▶ **Material for the task**
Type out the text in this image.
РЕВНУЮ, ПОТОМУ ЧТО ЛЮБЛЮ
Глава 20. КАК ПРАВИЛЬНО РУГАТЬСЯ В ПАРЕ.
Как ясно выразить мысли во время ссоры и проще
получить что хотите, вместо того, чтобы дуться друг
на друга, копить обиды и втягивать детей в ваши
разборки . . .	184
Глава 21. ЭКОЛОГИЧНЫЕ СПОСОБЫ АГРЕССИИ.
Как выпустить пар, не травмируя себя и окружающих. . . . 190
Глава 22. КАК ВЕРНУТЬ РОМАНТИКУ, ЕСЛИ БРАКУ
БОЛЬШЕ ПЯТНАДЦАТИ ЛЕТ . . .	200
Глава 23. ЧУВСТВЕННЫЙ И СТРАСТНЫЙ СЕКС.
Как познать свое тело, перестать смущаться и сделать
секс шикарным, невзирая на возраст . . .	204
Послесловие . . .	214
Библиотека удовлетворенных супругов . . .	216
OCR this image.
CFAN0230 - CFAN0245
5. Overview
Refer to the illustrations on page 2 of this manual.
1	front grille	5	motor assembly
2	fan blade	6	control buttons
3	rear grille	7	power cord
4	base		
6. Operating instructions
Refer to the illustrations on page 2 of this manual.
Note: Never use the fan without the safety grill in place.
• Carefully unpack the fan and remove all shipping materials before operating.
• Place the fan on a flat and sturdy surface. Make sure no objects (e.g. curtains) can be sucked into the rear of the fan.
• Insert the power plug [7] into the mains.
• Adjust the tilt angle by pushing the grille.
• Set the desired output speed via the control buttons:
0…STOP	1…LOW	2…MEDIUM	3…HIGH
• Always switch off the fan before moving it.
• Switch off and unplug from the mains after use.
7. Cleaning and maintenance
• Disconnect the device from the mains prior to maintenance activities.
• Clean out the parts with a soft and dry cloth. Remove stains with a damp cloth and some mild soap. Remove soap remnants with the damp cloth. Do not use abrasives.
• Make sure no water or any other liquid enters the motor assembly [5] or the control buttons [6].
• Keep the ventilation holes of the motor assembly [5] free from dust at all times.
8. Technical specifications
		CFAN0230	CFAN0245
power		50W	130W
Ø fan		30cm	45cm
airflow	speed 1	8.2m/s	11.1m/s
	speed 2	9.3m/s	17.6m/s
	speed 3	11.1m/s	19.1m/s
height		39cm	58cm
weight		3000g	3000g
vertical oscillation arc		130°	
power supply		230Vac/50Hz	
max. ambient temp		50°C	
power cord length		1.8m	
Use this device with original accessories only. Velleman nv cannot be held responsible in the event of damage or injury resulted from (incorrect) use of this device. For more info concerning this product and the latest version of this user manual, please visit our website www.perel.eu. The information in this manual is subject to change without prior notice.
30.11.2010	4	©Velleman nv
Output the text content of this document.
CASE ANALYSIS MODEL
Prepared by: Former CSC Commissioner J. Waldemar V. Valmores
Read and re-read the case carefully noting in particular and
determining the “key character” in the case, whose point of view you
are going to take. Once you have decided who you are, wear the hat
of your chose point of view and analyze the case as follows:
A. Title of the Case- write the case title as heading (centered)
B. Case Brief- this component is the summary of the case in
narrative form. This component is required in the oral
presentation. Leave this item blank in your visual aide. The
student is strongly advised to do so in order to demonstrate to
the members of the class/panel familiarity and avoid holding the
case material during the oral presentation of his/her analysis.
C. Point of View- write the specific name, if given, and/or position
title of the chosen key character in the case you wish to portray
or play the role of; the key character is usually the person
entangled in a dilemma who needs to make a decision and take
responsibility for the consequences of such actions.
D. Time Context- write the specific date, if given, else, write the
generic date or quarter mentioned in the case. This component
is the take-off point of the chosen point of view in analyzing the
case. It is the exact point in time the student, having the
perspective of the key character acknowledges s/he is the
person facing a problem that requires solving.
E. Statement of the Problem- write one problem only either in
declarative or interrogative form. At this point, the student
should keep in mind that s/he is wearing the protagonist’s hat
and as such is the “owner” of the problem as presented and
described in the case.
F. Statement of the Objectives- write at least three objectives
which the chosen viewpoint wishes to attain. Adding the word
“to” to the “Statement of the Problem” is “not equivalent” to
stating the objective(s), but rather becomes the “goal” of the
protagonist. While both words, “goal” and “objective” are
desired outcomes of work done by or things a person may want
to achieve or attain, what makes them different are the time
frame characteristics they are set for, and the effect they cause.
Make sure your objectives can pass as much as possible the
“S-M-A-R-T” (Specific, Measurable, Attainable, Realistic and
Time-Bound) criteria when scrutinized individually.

▶ **Aim of the exercise**
Copy each line of the data above without altering a single character.

▶ **Result**
Type out the text in this image.
РЕВНУЮ, ПОТОМУ ЧТО ЛЮБЛЮ
Глава 20. КАК ПРАВИЛЬНО РУГАТЬСЯ В ПАРЕ.
Как ясно выразить мысли во время ссоры и проще
получить что хотите, вместо того, чтобы дуться друг
на друга, копить обиды и втягивать детей в ваши
разборки . . .	184
Глава 21. ЭКОЛОГИЧНЫЕ СПОСОБЫ АГРЕССИИ.
Как выпустить пар, не травмируя себя и окружающих. . . . 190
Глава 22. КАК ВЕРНУТЬ РОМАНТИКУ, ЕСЛИ БРАКУ
БОЛЬШЕ ПЯТНАДЦАТИ ЛЕТ . . .	200
Глава 23. ЧУВСТВЕННЫЙ И СТРАСТНЫЙ СЕКС.
Как познать свое тело, перестать смущаться и сделать
секс шикарным, невзирая на возраст . . .	204
Послесловие . . .	214
Библиотека удовлетворенных супругов . . .	216
OCR this image.
CFAN0230 - CFAN0245
5. Overview
Refer to the illustrations on page 2 of this manual.
1	front grille	5	motor assembly
2	fan blade	6	control buttons
3	rear grille	7	power cord
4	base		
6. Operating instructions
Refer to the illustrations on page 2 of this manual.
Note: Never use the fan without the safety grill in place.
• Carefully unpack the fan and remove all shipping materials before operating.
• Place the fan on a flat and sturdy surface. Make sure no objects (e.g. curtains) can be sucked into the rear of the fan.
• Insert the power plug [7] into the mains.
• Adjust the tilt angle by pushing the grille.
• Set the desired output speed via the control buttons:
0…STOP	1…LOW	2…MEDIUM	3…HIGH
• Always switch off the fan before moving it.
• Switch off and unplug from the mains after use.
7. Cleaning and maintenance
• Disconnect the device from the mains prior to maintenance activities.
• Clean out the parts with a soft and dry cloth. Remove stains with a damp cloth and some mild soap. Remove soap remnants with the damp cloth. Do not use abrasives.
• Make sure no water or any other liquid enters the motor assembly [5] or the control buttons [6].
• Keep the ventilation holes of the motor assembly [5] free from dust at all times.
8. Technical specifications
		CFAN0230	CFAN0245
power		50W	130W
Ø fan		30cm	45cm
airflow	speed 1	8.2m/s	11.1m/s
	speed 2	9.3m/s	17.6m/s
	speed 3	11.1m/s	19.1m/s
height		39cm	58cm
weight		3000g	3000g
vertical oscillation arc		130°	
power supply		230Vac/50Hz	
max. ambient temp		50°C	
power cord length		1.8m	
Use this device with original accessories only. Velleman nv cannot be held responsible in the event of damage or injury resulted from (incorrect) use of this device. For more info concerning this product and the latest version of this user manual, please visit our website www.perel.eu. The information in this manual is subject to change without prior notice.
30.11.2010	4	©Velleman nv
Output the text content of this document.
CASE ANALYSIS MODEL
Prepared by: Former CSC Commissioner J. Waldemar V. Valmores
Read and re-read the case carefully noting in particular and
determining the “key character” in the case, whose point of view you
are going to take. Once you have decided who you are, wear the hat
of your chose point of view and analyze the case as follows:
A. Title of the Case- write the case title as heading (centered)
B. Case Brief- this component is the summary of the case in
narrative form. This component is required in the oral
presentation. Leave this item blank in your visual aide. The
student is strongly advised to do so in order to demonstrate to
the members of the class/panel familiarity and avoid holding the
case material during the oral presentation of his/her analysis.
C. Point of View- write the specific name, if given, and/or position
title of the chosen key character in the case you wish to portray
or play the role of; the key character is usually the person
entangled in a dilemma who needs to make a decision and take
responsibility for the consequences of such actions.
D. Time Context- write the specific date, if given, else, write the
generic date or quarter mentioned in the case. This component
is the take-off point of the chosen point of view in analyzing the
case. It is the exact point in time the student, having the
perspective of the key character acknowledges s/he is the
person facing a problem that requires solving.
E. Statement of the Problem- write one problem only either in
declarative or interrogative form. At this point, the student
should keep in mind that s/he is wearing the protagonist’s hat
and as such is the “owner” of the problem as presented and
described in the case.
F. Statement of the Objectives- write at least three objectives
which the chosen viewpoint wishes to attain. Adding the word
“to” to the “Statement of the Problem” is “not equivalent” to
stating the objective(s), but rather becomes the “goal” of the
protagonist. While both words, “goal” and “objective” are
desired outcomes of work done by or things a person may want
to achieve or attain, what makes them different are the time
frame characteristics they are set for, and the effect they cause.
Make sure your objectives can pass as much as possible the
“S-M-A-R-T” (Specific, Measurable, Attainable, Realistic and
Time-Bound) criteria when scrutinized individually.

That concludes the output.